Collection entries
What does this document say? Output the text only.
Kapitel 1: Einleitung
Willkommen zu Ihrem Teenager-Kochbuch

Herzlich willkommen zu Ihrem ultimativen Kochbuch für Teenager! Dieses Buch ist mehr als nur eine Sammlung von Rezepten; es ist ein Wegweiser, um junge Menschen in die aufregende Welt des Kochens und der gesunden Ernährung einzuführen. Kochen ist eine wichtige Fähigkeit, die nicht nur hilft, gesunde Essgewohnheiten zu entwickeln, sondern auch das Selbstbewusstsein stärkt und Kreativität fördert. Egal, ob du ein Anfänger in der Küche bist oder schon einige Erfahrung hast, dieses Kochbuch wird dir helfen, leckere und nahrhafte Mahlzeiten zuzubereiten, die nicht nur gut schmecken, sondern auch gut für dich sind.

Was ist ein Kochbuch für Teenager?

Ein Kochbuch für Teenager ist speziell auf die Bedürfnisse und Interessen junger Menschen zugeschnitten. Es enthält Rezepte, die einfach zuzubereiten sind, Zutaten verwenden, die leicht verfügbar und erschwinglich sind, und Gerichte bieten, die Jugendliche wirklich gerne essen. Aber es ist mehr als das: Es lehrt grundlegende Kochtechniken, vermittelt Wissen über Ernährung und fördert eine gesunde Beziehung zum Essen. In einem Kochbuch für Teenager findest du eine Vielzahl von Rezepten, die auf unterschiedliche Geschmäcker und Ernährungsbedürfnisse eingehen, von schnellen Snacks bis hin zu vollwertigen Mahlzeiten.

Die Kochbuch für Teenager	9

▶ [Short problem]: Among the entries above, how many lines hold the string "Ihrem"? Give the number by itself.

▶ [Exercise output]: 2